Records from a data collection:

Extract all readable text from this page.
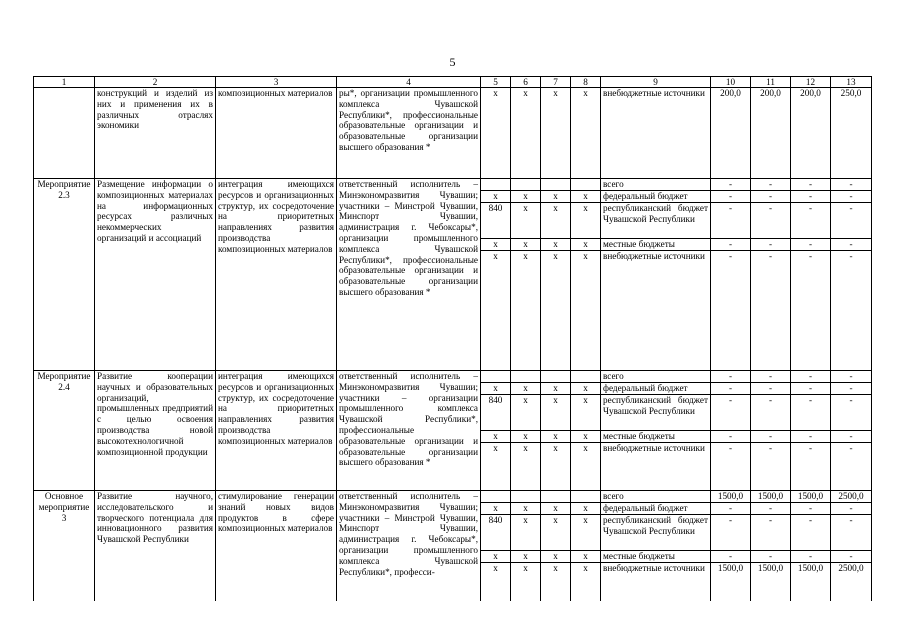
5
1	2	3	4	5	6	7	8	9	10	11	12	13
	конструкций и изделий из них и применения их в различных отраслях экономики	композиционных материалов	ры*, организации промышленного комплекса Чувашской Республики*, профессиональные образовательные организации и образовательные организации высшего образования *	x	x	x	x	внебюджетные источники	200,0	200,0	200,0	250,0
Мероприятие 2.3	Размещение информации о композиционных материалах на информационных ресурсах различных некоммерческих организаций и ассоциаций	интеграция имеющихся ресурсов и организационных структур, их сосредоточение на приоритетных направлениях развития производства композиционных материалов	ответственный исполнитель – Минэкономразвития Чувашии; участники – Минстрой Чувашии, Минспорт Чувашии, администрация г. Чебоксары*, организации промышленного комплекса Чувашской Республики*, профессиональные образовательные организации и образовательные организации высшего образования *					всего	-	-	-	-
				x	x	x	x	федеральный бюджет	-	-	-	-
				840	x	x	x	республиканский бюджет Чувашской Республики	-	-	-	-
				x	x	x	x	местные бюджеты	-	-	-	-
				x	x	x	x	внебюджетные источники	-	-	-	-
Мероприятие 2.4	Развитие кооперации научных и образовательных организаций, промышленных предприятий с целью освоения производства новой высокотехнологичной композиционной продукции	интеграция имеющихся ресурсов и организационных структур, их сосредоточение на приоритетных направлениях развития производства композиционных материалов	ответственный исполнитель – Минэкономразвития Чувашии; участники – организации промышленного комплекса Чувашской Республики*, профессиональные образовательные организации и образовательные организации высшего образования *					всего	-	-	-	-
				x	x	x	x	федеральный бюджет	-	-	-	-
				840	x	x	x	республиканский бюджет Чувашской Республики	-	-	-	-
				x	x	x	x	местные бюджеты	-	-	-	-
				x	x	x	x	внебюджетные источники	-	-	-	-
Основное мероприятие 3	Развитие научного, исследовательского и творческого потенциала для инновационного развития Чувашской Республики	стимулирование генерации знаний новых видов продуктов в сфере композиционных материалов	ответственный исполнитель – Минэкономразвития Чувашии; участники – Минстрой Чувашии, Минспорт Чувашии, администрация г. Чебоксары*, организации промышленного комплекса Чувашской Республики*, професси-					всего	1500,0	1500,0	1500,0	2500,0
				x	x	x	x	федеральный бюджет	-	-	-	-
				840	x	x	x	республиканский бюджет Чувашской Республики	-	-	-	-
				x	x	x	x	местные бюджеты	-	-	-	-
				x	x	x	x	внебюджетные источники	1500,0	1500,0	1500,0	2500,0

__Objective__:
Every line is to be duplicated exactly, though pictures stay out.

__Task result__:
Extract all readable text from this page.
5
1	2	3	4	5	6	7	8	9	10	11	12	13
	конструкций и изделий из них и применения их в различных отраслях экономики	композиционных материалов	ры*, организации промышленного комплекса Чувашской Республики*, профессиональные образовательные организации и образовательные организации высшего образования *	x	x	x	x	внебюджетные источники	200,0	200,0	200,0	250,0
Мероприятие 2.3	Размещение информации о композиционных материалах на информационных ресурсах различных некоммерческих организаций и ассоциаций	интеграция имеющихся ресурсов и организационных структур, их сосредоточение на приоритетных направлениях развития производства композиционных материалов	ответственный исполнитель – Минэкономразвития Чувашии; участники – Минстрой Чувашии, Минспорт Чувашии, администрация г. Чебоксары*, организации промышленного комплекса Чувашской Республики*, профессиональные образовательные организации и образовательные организации высшего образования *					всего	-	-	-	-
				x	x	x	x	федеральный бюджет	-	-	-	-
				840	x	x	x	республиканский бюджет Чувашской Республики	-	-	-	-
				x	x	x	x	местные бюджеты	-	-	-	-
				x	x	x	x	внебюджетные источники	-	-	-	-
Мероприятие 2.4	Развитие кооперации научных и образовательных организаций, промышленных предприятий с целью освоения производства новой высокотехнологичной композиционной продукции	интеграция имеющихся ресурсов и организационных структур, их сосредоточение на приоритетных направлениях развития производства композиционных материалов	ответственный исполнитель – Минэкономразвития Чувашии; участники – организации промышленного комплекса Чувашской Республики*, профессиональные образовательные организации и образовательные организации высшего образования *					всего	-	-	-	-
				x	x	x	x	федеральный бюджет	-	-	-	-
				840	x	x	x	республиканский бюджет Чувашской Республики	-	-	-	-
				x	x	x	x	местные бюджеты	-	-	-	-
				x	x	x	x	внебюджетные источники	-	-	-	-
Основное мероприятие 3	Развитие научного, исследовательского и творческого потенциала для инновационного развития Чувашской Республики	стимулирование генерации знаний новых видов продуктов в сфере композиционных материалов	ответственный исполнитель – Минэкономразвития Чувашии; участники – Минстрой Чувашии, Минспорт Чувашии, администрация г. Чебоксары*, организации промышленного комплекса Чувашской Республики*, професси-					всего	1500,0	1500,0	1500,0	2500,0
				x	x	x	x	федеральный бюджет	-	-	-	-
				840	x	x	x	республиканский бюджет Чувашской Республики	-	-	-	-
				x	x	x	x	местные бюджеты	-	-	-	-
				x	x	x	x	внебюджетные источники	1500,0	1500,0	1500,0	2500,0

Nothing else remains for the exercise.